■ Direction
Using the data below, tally the lines that include the string "this". Only the number is wanted.
:: Data supplied
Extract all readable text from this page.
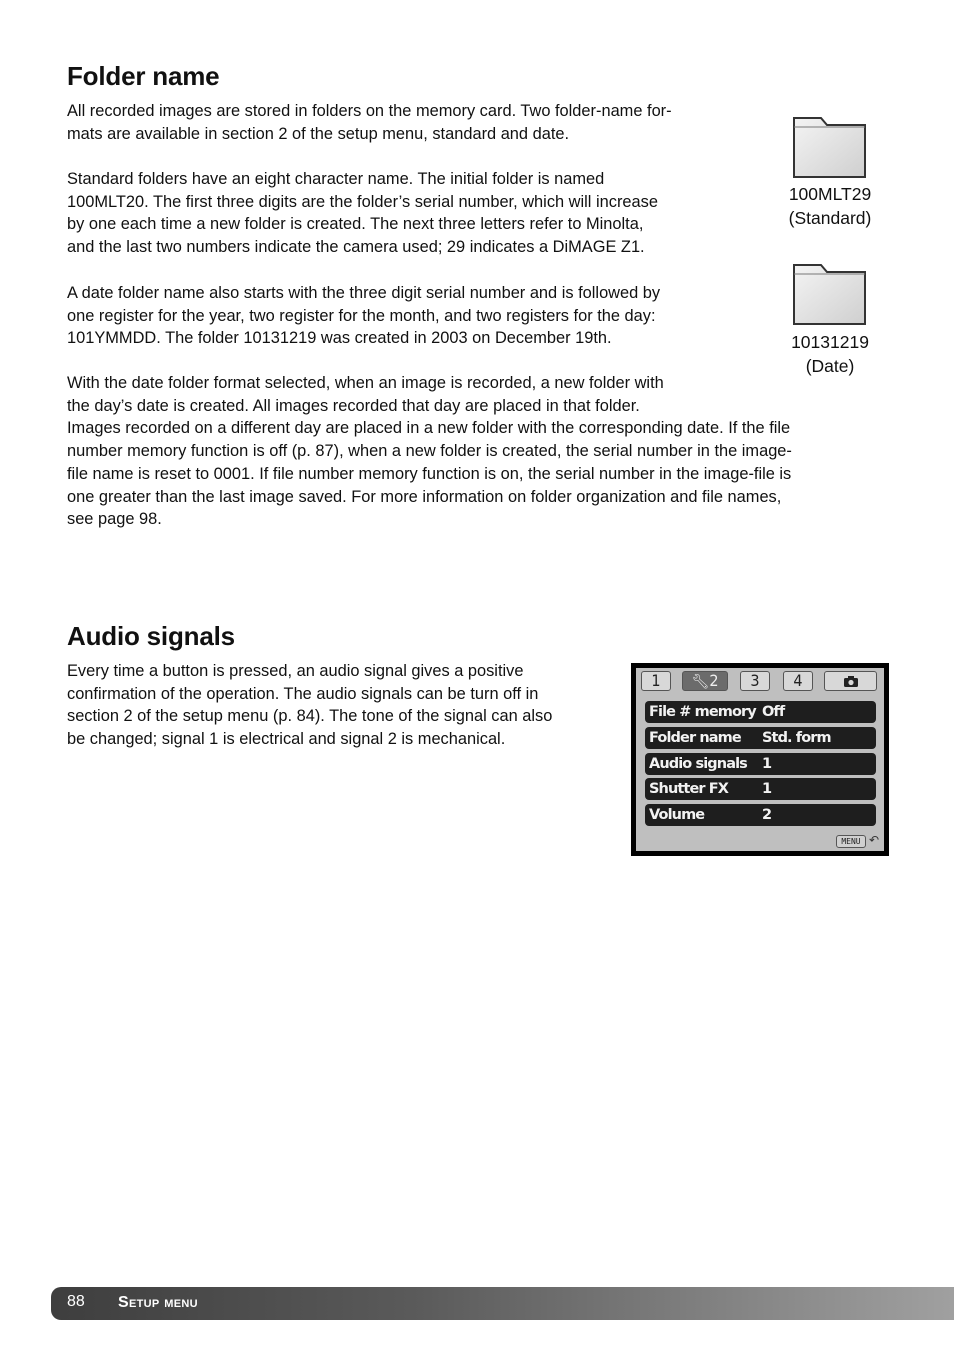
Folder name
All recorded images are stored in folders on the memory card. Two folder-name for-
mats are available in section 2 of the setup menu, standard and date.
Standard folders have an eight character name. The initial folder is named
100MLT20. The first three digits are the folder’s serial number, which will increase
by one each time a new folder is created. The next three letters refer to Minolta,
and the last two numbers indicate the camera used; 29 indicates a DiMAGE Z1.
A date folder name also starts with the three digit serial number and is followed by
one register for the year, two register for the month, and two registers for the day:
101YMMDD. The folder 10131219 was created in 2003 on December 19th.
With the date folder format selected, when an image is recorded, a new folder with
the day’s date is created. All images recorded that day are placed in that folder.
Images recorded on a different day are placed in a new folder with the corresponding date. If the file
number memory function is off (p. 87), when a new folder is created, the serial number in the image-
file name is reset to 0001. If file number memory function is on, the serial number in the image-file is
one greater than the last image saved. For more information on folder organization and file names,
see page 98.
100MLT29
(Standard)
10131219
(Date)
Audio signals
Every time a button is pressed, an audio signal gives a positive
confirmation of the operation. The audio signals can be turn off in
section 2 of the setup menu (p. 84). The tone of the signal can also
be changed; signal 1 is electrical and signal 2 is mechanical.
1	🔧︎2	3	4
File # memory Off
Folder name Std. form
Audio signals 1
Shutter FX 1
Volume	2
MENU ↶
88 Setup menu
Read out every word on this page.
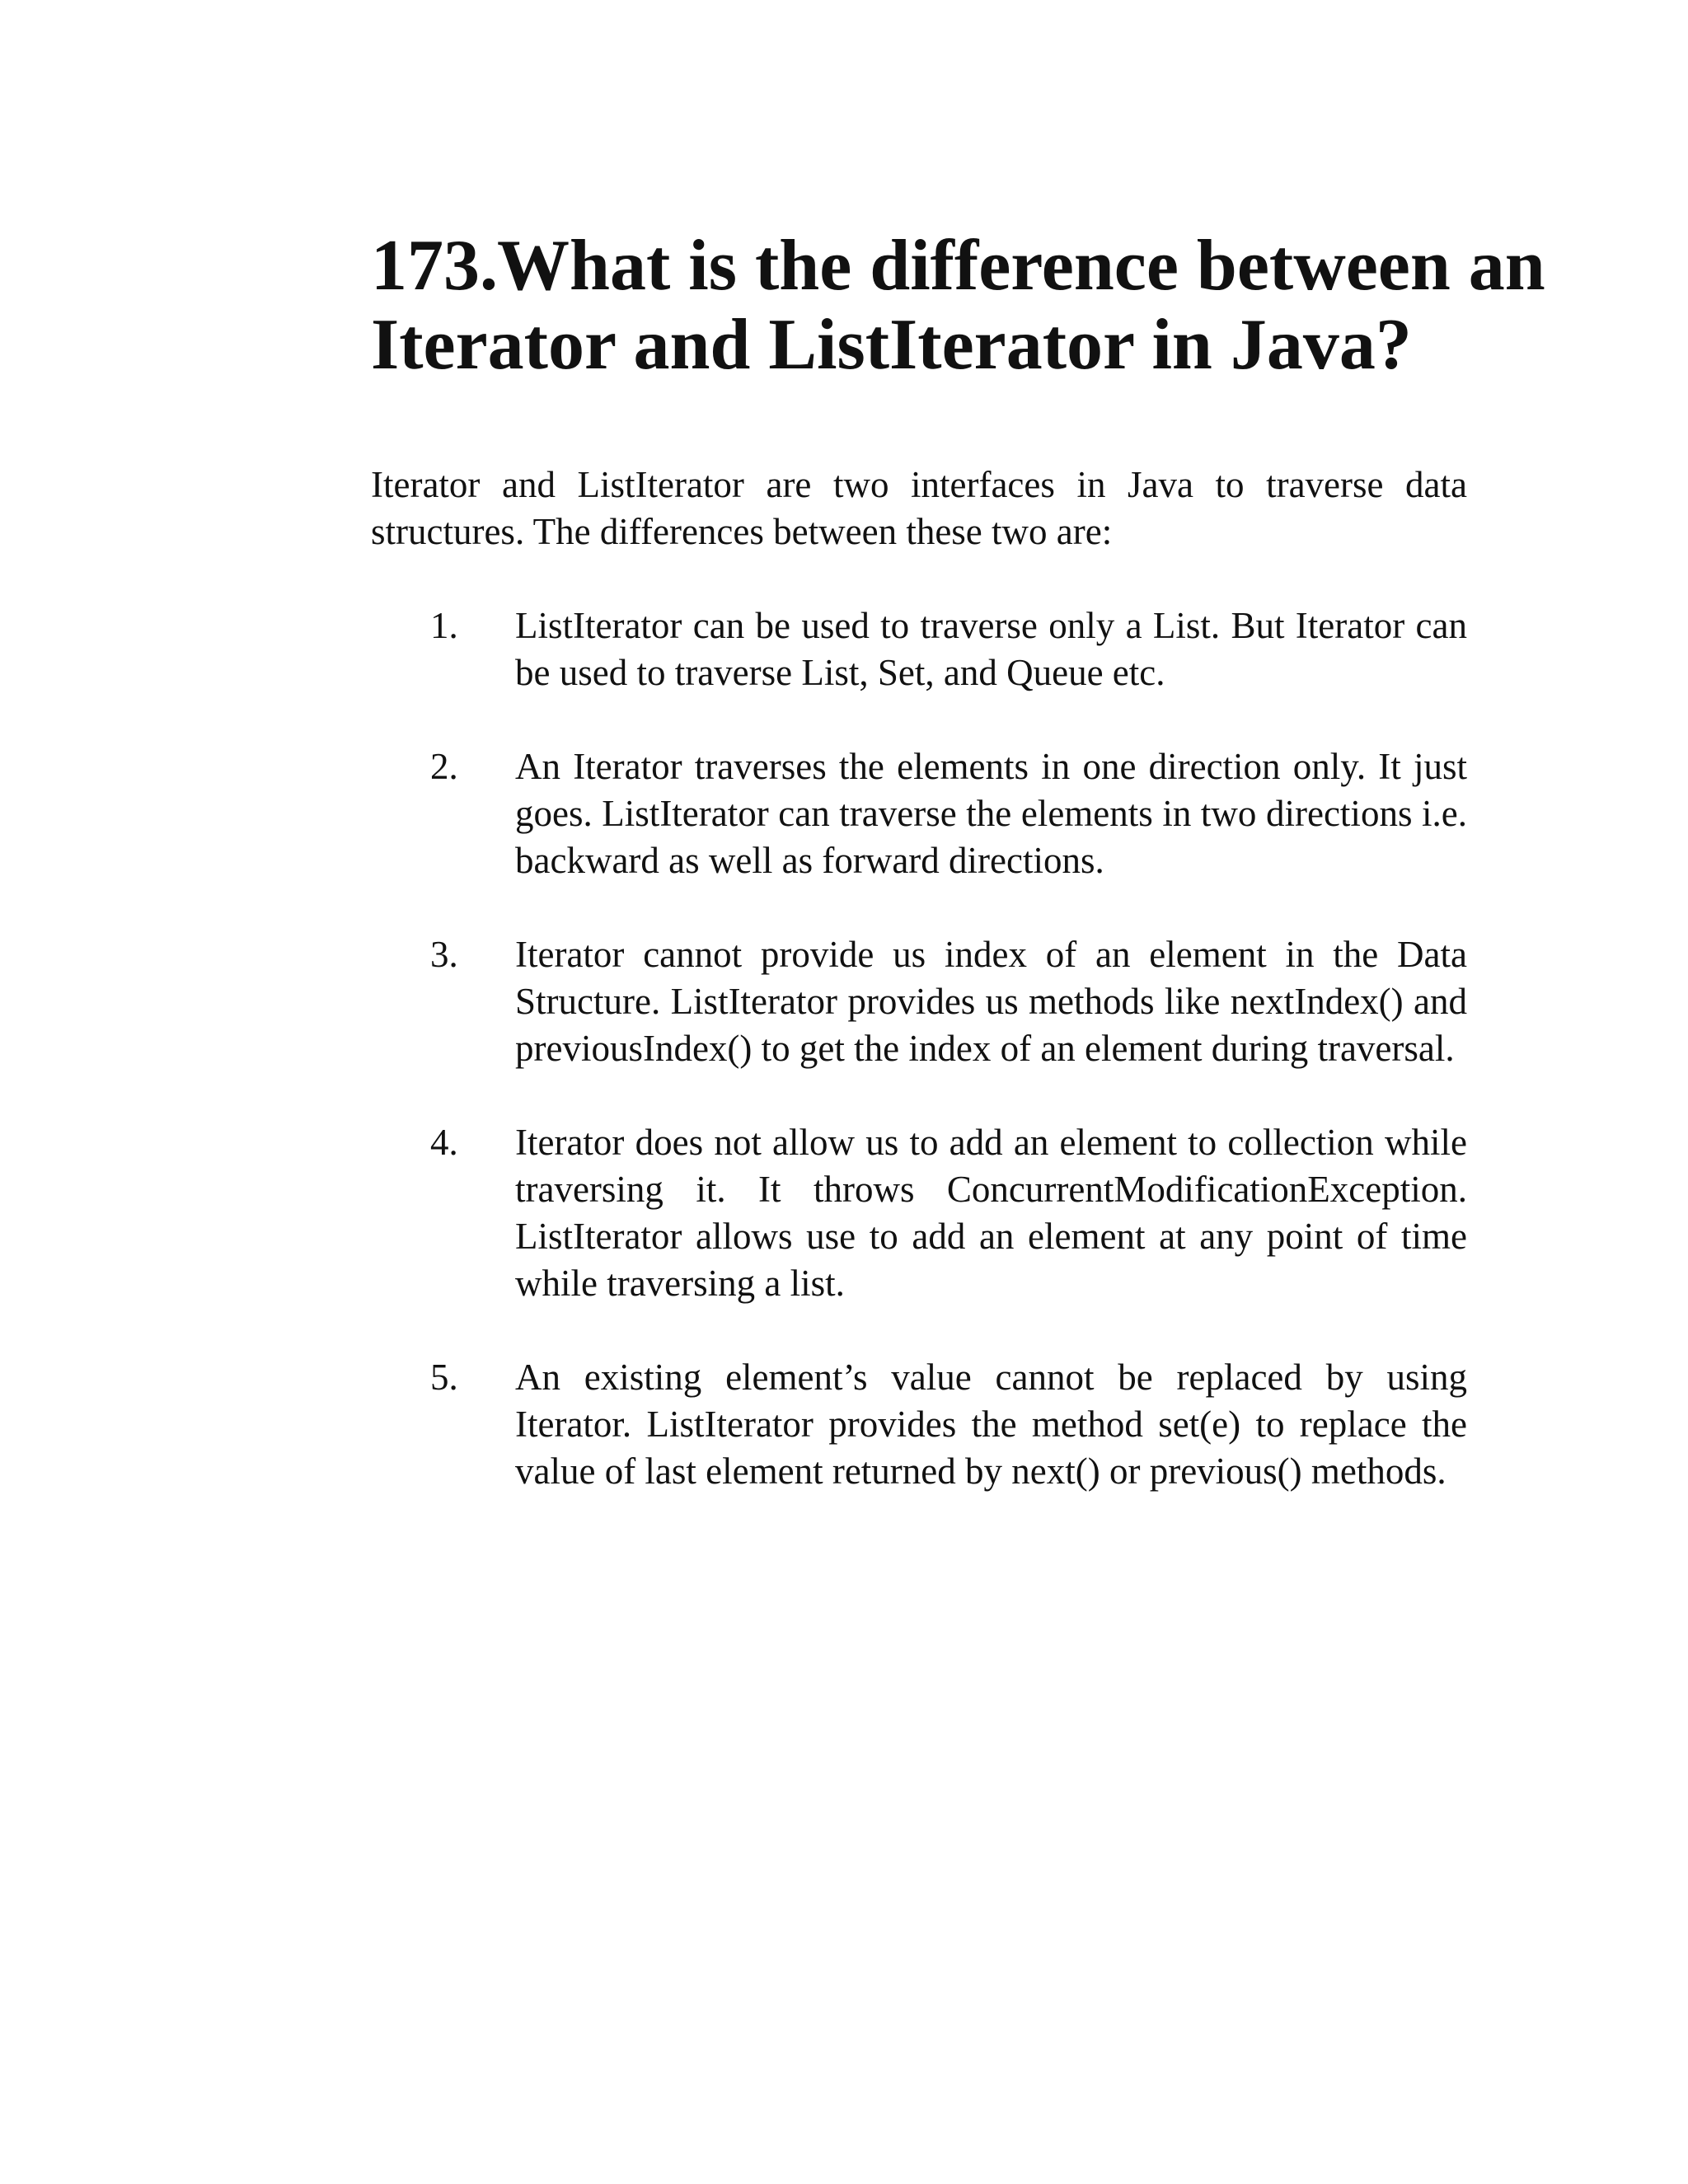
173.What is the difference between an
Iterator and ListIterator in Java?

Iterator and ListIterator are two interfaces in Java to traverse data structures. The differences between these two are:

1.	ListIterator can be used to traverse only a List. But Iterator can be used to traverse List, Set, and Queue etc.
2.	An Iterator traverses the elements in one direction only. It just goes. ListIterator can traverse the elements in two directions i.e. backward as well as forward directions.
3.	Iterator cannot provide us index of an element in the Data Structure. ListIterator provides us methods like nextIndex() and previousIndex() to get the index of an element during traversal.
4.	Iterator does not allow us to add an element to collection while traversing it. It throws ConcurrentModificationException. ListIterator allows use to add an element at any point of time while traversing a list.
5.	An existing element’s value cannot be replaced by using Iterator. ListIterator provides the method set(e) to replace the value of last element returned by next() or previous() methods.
::::
■ Solution to the problem
2